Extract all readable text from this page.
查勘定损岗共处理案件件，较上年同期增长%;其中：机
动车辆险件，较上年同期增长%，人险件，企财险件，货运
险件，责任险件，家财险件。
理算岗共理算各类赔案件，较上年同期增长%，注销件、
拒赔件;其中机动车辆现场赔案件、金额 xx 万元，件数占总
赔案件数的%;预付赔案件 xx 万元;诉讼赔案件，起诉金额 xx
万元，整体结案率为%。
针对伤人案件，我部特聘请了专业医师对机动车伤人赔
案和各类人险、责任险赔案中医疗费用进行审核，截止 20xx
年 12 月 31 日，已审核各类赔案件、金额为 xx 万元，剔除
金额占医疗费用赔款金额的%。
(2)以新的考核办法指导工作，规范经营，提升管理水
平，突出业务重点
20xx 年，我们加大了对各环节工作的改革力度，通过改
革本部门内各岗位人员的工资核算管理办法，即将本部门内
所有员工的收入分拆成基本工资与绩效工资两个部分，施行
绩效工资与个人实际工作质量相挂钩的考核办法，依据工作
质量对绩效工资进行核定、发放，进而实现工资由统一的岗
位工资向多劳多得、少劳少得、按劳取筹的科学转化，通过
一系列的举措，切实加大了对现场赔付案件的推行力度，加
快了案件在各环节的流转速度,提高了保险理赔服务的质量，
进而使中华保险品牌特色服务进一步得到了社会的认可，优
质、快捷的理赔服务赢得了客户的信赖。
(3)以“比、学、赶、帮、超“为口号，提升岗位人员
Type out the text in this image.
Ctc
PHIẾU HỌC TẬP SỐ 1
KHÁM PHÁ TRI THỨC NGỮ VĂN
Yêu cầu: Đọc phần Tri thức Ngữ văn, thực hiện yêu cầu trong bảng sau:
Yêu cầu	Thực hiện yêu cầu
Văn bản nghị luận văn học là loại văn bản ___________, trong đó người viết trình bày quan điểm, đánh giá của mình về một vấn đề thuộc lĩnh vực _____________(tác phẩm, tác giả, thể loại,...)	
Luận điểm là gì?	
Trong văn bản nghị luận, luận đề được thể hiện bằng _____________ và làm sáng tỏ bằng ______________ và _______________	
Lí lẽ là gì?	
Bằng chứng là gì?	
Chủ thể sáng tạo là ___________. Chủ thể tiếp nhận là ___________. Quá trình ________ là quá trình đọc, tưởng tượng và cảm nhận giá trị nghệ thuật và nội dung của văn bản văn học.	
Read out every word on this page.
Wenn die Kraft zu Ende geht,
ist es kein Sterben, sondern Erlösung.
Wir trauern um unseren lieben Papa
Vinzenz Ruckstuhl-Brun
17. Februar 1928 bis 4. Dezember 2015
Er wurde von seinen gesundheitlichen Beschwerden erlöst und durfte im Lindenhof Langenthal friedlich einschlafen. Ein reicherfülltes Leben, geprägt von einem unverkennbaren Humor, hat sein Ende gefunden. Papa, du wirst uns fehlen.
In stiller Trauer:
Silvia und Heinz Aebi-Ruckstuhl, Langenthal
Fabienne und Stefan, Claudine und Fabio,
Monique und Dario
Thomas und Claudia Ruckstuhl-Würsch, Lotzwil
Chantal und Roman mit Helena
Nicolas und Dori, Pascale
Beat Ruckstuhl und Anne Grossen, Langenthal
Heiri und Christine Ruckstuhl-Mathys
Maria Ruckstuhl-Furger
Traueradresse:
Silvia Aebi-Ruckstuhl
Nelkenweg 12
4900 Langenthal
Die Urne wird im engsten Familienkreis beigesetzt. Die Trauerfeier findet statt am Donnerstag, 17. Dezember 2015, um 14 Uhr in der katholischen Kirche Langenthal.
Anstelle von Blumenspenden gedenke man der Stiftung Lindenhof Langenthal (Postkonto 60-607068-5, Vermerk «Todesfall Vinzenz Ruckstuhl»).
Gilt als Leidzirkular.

· · · · ·

AIM OF THE EXERCISE
Give back all the records exactly as they stand.

TASK RESPONSE
Extract all readable text from this page.
查勘定损岗共处理案件件，较上年同期增长%;其中：机
动车辆险件，较上年同期增长%，人险件，企财险件，货运
险件，责任险件，家财险件。
理算岗共理算各类赔案件，较上年同期增长%，注销件、
拒赔件;其中机动车辆现场赔案件、金额 xx 万元，件数占总
赔案件数的%;预付赔案件 xx 万元;诉讼赔案件，起诉金额 xx
万元，整体结案率为%。
针对伤人案件，我部特聘请了专业医师对机动车伤人赔
案和各类人险、责任险赔案中医疗费用进行审核，截止 20xx
年 12 月 31 日，已审核各类赔案件、金额为 xx 万元，剔除
金额占医疗费用赔款金额的%。
(2)以新的考核办法指导工作，规范经营，提升管理水
平，突出业务重点
20xx 年，我们加大了对各环节工作的改革力度，通过改
革本部门内各岗位人员的工资核算管理办法，即将本部门内
所有员工的收入分拆成基本工资与绩效工资两个部分，施行
绩效工资与个人实际工作质量相挂钩的考核办法，依据工作
质量对绩效工资进行核定、发放，进而实现工资由统一的岗
位工资向多劳多得、少劳少得、按劳取筹的科学转化，通过
一系列的举措，切实加大了对现场赔付案件的推行力度，加
快了案件在各环节的流转速度,提高了保险理赔服务的质量，
进而使中华保险品牌特色服务进一步得到了社会的认可，优
质、快捷的理赔服务赢得了客户的信赖。
(3)以“比、学、赶、帮、超“为口号，提升岗位人员
Type out the text in this image.
Ctc
PHIẾU HỌC TẬP SỐ 1
KHÁM PHÁ TRI THỨC NGỮ VĂN
Yêu cầu: Đọc phần Tri thức Ngữ văn, thực hiện yêu cầu trong bảng sau:
Yêu cầu	Thực hiện yêu cầu
Văn bản nghị luận văn học là loại văn bản ___________, trong đó người viết trình bày quan điểm, đánh giá của mình về một vấn đề thuộc lĩnh vực _____________(tác phẩm, tác giả, thể loại,...)	
Luận điểm là gì?	
Trong văn bản nghị luận, luận đề được thể hiện bằng _____________ và làm sáng tỏ bằng ______________ và _______________	
Lí lẽ là gì?	
Bằng chứng là gì?	
Chủ thể sáng tạo là ___________. Chủ thể tiếp nhận là ___________. Quá trình ________ là quá trình đọc, tưởng tượng và cảm nhận giá trị nghệ thuật và nội dung của văn bản văn học.	
Read out every word on this page.
Wenn die Kraft zu Ende geht,
ist es kein Sterben, sondern Erlösung.
Wir trauern um unseren lieben Papa
Vinzenz Ruckstuhl-Brun
17. Februar 1928 bis 4. Dezember 2015
Er wurde von seinen gesundheitlichen Beschwerden erlöst und durfte im Lindenhof Langenthal friedlich einschlafen. Ein reicherfülltes Leben, geprägt von einem unverkennbaren Humor, hat sein Ende gefunden. Papa, du wirst uns fehlen.
In stiller Trauer:
Silvia und Heinz Aebi-Ruckstuhl, Langenthal
Fabienne und Stefan, Claudine und Fabio,
Monique und Dario
Thomas und Claudia Ruckstuhl-Würsch, Lotzwil
Chantal und Roman mit Helena
Nicolas und Dori, Pascale
Beat Ruckstuhl und Anne Grossen, Langenthal
Heiri und Christine Ruckstuhl-Mathys
Maria Ruckstuhl-Furger
Traueradresse:
Silvia Aebi-Ruckstuhl
Nelkenweg 12
4900 Langenthal
Die Urne wird im engsten Familienkreis beigesetzt. Die Trauerfeier findet statt am Donnerstag, 17. Dezember 2015, um 14 Uhr in der katholischen Kirche Langenthal.
Anstelle von Blumenspenden gedenke man der Stiftung Lindenhof Langenthal (Postkonto 60-607068-5, Vermerk «Todesfall Vinzenz Ruckstuhl»).
Gilt als Leidzirkular.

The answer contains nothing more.